Records for the exercise:
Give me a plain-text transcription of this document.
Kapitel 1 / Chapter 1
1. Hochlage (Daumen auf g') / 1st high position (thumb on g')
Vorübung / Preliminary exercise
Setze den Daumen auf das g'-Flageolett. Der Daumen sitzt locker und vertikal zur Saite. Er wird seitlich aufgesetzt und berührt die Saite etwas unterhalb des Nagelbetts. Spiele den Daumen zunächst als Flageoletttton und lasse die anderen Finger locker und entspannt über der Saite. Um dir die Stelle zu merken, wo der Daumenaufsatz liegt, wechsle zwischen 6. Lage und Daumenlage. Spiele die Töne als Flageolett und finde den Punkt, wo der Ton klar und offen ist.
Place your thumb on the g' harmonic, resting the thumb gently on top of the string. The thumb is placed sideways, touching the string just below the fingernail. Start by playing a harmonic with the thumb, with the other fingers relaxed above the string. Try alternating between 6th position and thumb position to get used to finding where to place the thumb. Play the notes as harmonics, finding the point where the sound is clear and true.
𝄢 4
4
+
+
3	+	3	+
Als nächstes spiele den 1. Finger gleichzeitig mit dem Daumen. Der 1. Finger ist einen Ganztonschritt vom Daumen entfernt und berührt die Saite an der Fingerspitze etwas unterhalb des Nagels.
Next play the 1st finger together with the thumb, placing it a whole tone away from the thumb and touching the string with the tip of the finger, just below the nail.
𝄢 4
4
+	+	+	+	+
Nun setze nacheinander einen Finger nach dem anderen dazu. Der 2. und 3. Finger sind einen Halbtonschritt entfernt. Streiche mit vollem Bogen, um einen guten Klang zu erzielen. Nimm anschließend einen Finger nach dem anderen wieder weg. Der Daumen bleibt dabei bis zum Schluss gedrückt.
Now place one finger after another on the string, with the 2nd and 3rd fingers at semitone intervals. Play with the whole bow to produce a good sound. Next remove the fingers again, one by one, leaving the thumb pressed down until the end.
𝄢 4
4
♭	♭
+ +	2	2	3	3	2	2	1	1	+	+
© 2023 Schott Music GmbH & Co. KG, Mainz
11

To be done:
Produce an exact copy of every entry above.

Task answer:
Give me a plain-text transcription of this document.
Kapitel 1 / Chapter 1
1. Hochlage (Daumen auf g') / 1st high position (thumb on g')
Vorübung / Preliminary exercise
Setze den Daumen auf das g'-Flageolett. Der Daumen sitzt locker und vertikal zur Saite. Er wird seitlich aufgesetzt und berührt die Saite etwas unterhalb des Nagelbetts. Spiele den Daumen zunächst als Flageoletttton und lasse die anderen Finger locker und entspannt über der Saite. Um dir die Stelle zu merken, wo der Daumenaufsatz liegt, wechsle zwischen 6. Lage und Daumenlage. Spiele die Töne als Flageolett und finde den Punkt, wo der Ton klar und offen ist.
Place your thumb on the g' harmonic, resting the thumb gently on top of the string. The thumb is placed sideways, touching the string just below the fingernail. Start by playing a harmonic with the thumb, with the other fingers relaxed above the string. Try alternating between 6th position and thumb position to get used to finding where to place the thumb. Play the notes as harmonics, finding the point where the sound is clear and true.
𝄢 4
4
+
+
3	+	3	+
Als nächstes spiele den 1. Finger gleichzeitig mit dem Daumen. Der 1. Finger ist einen Ganztonschritt vom Daumen entfernt und berührt die Saite an der Fingerspitze etwas unterhalb des Nagels.
Next play the 1st finger together with the thumb, placing it a whole tone away from the thumb and touching the string with the tip of the finger, just below the nail.
𝄢 4
4
+	+	+	+	+
Nun setze nacheinander einen Finger nach dem anderen dazu. Der 2. und 3. Finger sind einen Halbtonschritt entfernt. Streiche mit vollem Bogen, um einen guten Klang zu erzielen. Nimm anschließend einen Finger nach dem anderen wieder weg. Der Daumen bleibt dabei bis zum Schluss gedrückt.
Now place one finger after another on the string, with the 2nd and 3rd fingers at semitone intervals. Play with the whole bow to produce a good sound. Next remove the fingers again, one by one, leaving the thumb pressed down until the end.
𝄢 4
4
♭	♭
+ +	2	2	3	3	2	2	1	1	+	+
© 2023 Schott Music GmbH & Co. KG, Mainz
11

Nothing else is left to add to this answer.